◆ PROMPT
Reproduce the records word for word, from the first line through the line that contains "y-tick-label: 600 — [15, 104, 36, 117]", including both of those lines.

◆ RECORDS FOR THIS TASK
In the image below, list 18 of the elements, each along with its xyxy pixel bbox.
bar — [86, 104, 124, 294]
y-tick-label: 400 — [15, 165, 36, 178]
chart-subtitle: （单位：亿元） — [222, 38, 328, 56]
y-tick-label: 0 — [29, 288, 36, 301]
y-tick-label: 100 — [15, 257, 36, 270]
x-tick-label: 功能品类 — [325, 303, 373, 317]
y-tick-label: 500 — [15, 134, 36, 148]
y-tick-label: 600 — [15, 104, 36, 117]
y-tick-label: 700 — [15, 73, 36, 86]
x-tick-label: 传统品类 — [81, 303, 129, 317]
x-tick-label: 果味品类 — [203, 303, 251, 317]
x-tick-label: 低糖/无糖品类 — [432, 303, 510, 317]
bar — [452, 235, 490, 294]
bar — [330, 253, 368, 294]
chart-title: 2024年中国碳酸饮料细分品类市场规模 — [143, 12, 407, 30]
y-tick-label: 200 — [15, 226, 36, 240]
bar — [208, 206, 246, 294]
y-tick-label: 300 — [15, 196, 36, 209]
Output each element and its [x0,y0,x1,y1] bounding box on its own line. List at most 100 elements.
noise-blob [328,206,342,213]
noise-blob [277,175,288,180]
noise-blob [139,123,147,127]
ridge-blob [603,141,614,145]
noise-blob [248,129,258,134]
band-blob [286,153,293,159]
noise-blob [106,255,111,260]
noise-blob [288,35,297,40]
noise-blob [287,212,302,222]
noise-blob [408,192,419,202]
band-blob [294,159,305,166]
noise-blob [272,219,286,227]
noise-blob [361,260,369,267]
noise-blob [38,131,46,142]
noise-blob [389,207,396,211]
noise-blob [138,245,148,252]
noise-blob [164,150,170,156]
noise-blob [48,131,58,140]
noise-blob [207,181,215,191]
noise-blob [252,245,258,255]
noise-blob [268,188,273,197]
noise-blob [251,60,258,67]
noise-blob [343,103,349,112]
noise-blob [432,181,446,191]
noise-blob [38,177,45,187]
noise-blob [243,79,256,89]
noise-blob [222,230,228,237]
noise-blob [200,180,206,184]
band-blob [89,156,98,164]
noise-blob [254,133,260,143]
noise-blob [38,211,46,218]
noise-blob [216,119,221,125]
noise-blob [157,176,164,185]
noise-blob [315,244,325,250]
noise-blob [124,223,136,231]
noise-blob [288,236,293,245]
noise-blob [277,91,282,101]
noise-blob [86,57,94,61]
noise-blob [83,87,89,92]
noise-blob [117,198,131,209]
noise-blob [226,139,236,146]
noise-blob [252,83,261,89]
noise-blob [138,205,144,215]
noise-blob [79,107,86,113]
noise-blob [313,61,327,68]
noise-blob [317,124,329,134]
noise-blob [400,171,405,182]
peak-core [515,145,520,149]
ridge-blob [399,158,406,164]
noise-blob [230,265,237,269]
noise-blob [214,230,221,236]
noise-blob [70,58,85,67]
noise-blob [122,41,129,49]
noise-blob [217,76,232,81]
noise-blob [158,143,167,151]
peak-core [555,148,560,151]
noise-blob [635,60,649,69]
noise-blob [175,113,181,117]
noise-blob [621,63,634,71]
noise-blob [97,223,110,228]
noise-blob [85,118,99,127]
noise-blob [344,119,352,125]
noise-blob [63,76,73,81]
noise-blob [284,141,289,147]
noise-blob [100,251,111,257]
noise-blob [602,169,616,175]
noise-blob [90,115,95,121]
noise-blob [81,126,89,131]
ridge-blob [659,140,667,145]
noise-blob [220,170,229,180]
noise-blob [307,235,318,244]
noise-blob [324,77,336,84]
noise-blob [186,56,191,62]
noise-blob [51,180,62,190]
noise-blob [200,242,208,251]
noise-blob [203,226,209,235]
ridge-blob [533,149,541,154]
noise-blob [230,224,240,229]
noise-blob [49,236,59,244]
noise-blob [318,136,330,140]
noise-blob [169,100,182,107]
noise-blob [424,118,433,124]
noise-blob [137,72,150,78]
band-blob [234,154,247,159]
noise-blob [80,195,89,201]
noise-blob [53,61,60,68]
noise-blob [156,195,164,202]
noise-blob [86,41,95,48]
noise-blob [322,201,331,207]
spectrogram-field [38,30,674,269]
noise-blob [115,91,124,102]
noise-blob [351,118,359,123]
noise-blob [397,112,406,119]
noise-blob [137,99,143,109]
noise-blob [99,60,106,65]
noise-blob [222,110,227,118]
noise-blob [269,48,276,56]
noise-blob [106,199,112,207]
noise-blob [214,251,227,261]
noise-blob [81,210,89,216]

◆ THE RESPONSE
In the image below, list 18 of the elements, each along with its xyxy pixel bbox.
bar — [86, 104, 124, 294]
y-tick-label: 400 — [15, 165, 36, 178]
chart-subtitle: （单位：亿元） — [222, 38, 328, 56]
y-tick-label: 0 — [29, 288, 36, 301]
y-tick-label: 100 — [15, 257, 36, 270]
x-tick-label: 功能品类 — [325, 303, 373, 317]
y-tick-label: 500 — [15, 134, 36, 148]
y-tick-label: 600 — [15, 104, 36, 117]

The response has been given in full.